YOUR OBJECTIVE: Copy out each line that includes the word "title".

RAW RECORDS:
□ □ □ □ □ □ □
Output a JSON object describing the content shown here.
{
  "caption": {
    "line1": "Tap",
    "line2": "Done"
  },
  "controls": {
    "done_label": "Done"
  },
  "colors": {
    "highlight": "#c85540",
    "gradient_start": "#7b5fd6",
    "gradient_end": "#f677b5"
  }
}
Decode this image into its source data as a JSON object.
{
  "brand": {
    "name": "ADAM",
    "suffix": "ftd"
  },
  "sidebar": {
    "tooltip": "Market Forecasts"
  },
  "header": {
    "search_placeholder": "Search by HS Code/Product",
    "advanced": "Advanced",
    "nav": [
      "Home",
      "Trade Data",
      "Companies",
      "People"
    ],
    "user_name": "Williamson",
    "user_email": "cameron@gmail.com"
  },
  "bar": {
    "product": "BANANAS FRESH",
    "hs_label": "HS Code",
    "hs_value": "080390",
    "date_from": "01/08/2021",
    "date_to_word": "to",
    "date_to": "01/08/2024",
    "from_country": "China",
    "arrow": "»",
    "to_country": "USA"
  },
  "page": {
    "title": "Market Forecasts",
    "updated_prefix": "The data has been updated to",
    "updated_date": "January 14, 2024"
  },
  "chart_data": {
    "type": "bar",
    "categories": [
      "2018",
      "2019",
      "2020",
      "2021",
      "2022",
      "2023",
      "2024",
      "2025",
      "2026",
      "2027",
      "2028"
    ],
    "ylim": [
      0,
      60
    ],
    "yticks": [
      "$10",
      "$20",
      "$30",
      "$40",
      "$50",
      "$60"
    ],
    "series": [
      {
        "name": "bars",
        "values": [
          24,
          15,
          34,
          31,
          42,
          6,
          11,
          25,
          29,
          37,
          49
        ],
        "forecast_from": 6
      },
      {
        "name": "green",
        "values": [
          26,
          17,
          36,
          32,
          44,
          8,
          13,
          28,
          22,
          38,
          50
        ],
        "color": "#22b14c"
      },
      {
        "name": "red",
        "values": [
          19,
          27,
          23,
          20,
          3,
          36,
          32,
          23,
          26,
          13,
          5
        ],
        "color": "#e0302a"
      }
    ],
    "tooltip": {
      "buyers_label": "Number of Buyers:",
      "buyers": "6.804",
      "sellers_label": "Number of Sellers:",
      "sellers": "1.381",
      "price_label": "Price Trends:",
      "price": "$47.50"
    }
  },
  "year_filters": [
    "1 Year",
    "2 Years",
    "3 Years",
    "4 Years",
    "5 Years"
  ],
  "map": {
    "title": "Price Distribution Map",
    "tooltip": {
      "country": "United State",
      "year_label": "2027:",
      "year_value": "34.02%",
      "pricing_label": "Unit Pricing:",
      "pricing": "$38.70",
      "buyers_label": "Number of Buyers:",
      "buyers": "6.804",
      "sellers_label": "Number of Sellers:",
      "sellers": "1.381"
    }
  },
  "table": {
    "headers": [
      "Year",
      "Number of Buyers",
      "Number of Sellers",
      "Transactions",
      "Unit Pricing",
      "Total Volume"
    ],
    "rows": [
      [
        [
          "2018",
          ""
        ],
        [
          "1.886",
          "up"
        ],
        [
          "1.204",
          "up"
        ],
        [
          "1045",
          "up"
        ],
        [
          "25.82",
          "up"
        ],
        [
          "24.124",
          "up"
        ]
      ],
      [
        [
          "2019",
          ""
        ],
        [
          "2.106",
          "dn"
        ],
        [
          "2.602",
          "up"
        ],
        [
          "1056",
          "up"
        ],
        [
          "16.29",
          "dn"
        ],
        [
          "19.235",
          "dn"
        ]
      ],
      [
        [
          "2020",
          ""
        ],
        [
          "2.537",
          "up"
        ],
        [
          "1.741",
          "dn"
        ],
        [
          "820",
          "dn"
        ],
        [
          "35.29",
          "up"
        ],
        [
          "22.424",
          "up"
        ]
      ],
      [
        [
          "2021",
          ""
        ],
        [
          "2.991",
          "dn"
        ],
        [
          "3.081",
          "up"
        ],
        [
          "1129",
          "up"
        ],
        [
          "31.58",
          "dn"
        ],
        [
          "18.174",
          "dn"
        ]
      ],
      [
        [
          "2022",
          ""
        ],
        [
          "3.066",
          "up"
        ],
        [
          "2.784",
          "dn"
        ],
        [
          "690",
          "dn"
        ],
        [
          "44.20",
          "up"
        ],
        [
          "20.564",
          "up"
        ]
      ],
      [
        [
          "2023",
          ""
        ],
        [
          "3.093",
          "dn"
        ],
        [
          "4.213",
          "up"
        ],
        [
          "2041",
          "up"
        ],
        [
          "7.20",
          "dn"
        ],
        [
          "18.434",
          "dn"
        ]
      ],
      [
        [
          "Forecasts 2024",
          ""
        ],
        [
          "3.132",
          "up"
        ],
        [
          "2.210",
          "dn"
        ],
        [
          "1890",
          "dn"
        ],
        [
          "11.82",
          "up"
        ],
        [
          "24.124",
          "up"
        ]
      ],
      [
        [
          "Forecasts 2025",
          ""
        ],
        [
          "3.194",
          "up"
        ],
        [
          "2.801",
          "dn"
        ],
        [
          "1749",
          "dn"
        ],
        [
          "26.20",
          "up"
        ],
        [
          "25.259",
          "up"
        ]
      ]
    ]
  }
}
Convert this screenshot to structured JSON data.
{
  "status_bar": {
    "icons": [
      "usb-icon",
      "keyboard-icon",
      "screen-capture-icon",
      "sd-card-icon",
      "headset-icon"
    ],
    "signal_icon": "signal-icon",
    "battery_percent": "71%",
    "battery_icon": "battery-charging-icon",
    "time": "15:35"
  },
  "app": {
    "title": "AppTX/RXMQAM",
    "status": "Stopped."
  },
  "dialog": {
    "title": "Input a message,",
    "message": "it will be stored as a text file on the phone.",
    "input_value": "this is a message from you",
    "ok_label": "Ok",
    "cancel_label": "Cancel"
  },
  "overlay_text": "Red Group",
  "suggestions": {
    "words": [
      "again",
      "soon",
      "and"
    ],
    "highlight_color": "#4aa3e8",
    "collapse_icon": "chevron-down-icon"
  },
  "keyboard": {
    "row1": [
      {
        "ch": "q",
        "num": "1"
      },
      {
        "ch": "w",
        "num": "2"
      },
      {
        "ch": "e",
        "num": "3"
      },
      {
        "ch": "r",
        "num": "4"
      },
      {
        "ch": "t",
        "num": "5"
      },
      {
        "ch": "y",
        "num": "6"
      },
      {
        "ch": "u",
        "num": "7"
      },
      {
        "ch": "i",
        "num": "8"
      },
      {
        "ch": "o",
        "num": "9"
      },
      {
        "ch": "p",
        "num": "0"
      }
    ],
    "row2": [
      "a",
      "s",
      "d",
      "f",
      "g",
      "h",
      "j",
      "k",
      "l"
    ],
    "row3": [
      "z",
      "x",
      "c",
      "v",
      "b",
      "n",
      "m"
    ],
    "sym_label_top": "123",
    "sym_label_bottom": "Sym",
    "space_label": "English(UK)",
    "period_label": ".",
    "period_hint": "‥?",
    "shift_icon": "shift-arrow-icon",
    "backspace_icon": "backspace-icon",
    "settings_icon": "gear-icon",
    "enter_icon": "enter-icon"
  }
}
□ □ □ □ □ □ □
RESPONSE TO THIS EXERCISE:
    "title": "Market Forecasts",
    "title": "Price Distribution Map",
    "title": "AppTX/RXMQAM",
    "title": "Input a message,",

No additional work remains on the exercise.